Labeled region entries

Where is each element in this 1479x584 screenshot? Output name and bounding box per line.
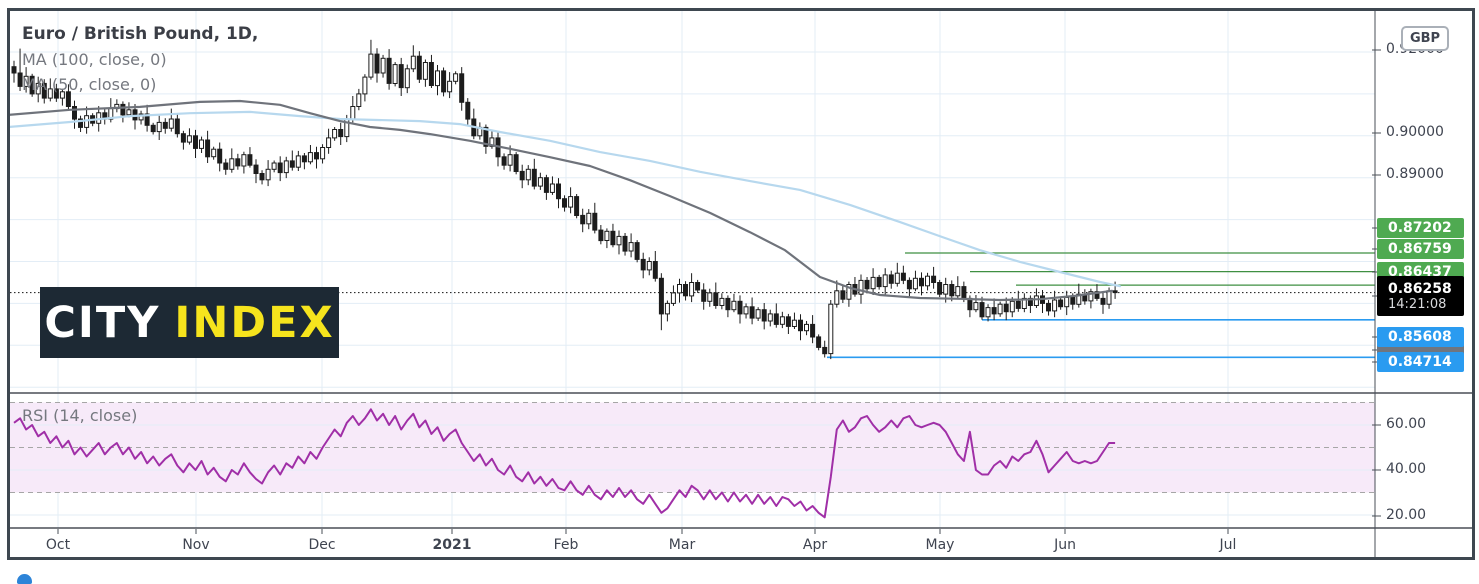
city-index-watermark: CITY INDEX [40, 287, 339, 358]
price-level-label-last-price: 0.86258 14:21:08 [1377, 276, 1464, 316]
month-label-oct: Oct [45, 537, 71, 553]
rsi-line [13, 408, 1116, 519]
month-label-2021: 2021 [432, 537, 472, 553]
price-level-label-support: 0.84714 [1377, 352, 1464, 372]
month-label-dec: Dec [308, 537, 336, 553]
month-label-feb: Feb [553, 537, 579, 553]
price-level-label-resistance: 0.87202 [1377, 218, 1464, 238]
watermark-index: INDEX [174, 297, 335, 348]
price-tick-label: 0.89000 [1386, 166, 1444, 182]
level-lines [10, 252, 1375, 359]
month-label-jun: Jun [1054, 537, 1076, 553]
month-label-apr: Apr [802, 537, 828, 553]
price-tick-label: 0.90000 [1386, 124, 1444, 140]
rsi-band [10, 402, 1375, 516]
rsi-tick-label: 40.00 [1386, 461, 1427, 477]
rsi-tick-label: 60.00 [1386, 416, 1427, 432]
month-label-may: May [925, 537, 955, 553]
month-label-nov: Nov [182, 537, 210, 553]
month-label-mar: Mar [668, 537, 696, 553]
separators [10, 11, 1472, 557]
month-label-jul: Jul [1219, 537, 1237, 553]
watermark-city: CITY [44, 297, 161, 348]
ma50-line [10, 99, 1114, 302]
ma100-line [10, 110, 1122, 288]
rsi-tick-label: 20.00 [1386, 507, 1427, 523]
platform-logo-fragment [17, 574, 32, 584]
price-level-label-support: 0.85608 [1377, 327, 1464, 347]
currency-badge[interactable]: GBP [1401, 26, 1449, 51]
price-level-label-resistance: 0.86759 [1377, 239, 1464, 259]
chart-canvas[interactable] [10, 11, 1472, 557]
...
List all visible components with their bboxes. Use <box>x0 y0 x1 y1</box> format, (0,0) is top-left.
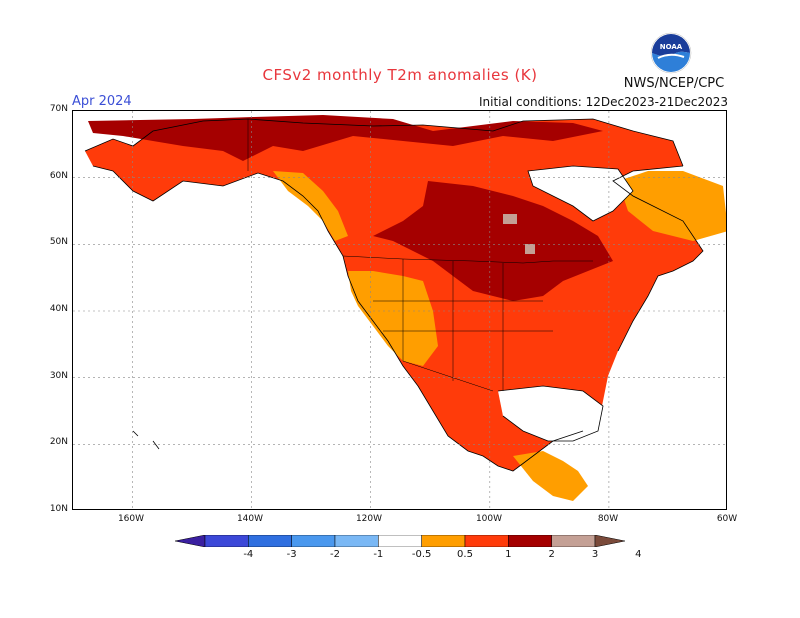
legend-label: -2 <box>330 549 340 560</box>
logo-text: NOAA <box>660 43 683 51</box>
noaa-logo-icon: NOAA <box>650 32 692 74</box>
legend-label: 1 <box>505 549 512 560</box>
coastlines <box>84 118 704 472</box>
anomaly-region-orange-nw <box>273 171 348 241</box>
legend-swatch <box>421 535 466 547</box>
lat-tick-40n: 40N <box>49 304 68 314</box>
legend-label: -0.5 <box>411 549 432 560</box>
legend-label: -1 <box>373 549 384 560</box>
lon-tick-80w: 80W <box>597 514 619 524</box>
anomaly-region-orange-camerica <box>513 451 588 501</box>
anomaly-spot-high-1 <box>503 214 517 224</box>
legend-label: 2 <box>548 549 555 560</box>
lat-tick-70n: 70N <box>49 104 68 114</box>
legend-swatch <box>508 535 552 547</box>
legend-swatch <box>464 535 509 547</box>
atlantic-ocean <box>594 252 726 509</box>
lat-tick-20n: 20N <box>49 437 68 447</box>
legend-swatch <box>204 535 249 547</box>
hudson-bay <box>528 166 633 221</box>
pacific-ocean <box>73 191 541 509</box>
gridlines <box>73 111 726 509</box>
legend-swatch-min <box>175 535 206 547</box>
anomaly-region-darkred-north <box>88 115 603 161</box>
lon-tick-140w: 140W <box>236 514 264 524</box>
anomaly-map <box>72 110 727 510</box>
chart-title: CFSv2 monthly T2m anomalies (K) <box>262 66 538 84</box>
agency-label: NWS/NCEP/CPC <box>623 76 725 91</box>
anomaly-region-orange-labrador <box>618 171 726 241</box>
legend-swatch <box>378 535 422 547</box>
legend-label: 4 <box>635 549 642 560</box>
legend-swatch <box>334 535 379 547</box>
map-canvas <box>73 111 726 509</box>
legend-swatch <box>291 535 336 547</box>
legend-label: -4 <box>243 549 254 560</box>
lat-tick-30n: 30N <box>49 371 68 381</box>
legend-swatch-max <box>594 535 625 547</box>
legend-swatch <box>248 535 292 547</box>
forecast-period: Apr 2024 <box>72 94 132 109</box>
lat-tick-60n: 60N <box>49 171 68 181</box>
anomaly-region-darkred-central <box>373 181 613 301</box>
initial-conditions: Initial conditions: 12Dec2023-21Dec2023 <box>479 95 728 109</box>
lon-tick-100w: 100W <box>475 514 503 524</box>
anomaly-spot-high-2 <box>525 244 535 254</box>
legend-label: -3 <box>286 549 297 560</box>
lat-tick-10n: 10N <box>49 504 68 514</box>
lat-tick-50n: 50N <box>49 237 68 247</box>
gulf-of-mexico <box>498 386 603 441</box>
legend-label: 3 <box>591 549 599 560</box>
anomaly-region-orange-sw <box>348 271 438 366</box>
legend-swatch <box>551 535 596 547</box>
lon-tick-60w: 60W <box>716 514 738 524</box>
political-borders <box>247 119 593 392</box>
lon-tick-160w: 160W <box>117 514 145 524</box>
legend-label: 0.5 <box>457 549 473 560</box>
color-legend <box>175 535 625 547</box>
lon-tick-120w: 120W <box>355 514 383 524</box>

Work instructions
Copy the lines character for character, starting at the line containing "city-index-watermark: CITY INDEX" and ending at the line containing "month-label-dec: Dec [308, 537, 336, 553]", with both of those lines included.

Finished answer
city-index-watermark: CITY INDEX [40, 287, 339, 358]
price-level-label-last-price: 0.86258 14:21:08 [1377, 276, 1464, 316]
month-label-oct: Oct [45, 537, 71, 553]
rsi-line [13, 408, 1116, 519]
month-label-2021: 2021 [432, 537, 472, 553]
price-level-label-support: 0.84714 [1377, 352, 1464, 372]
month-label-dec: Dec [308, 537, 336, 553]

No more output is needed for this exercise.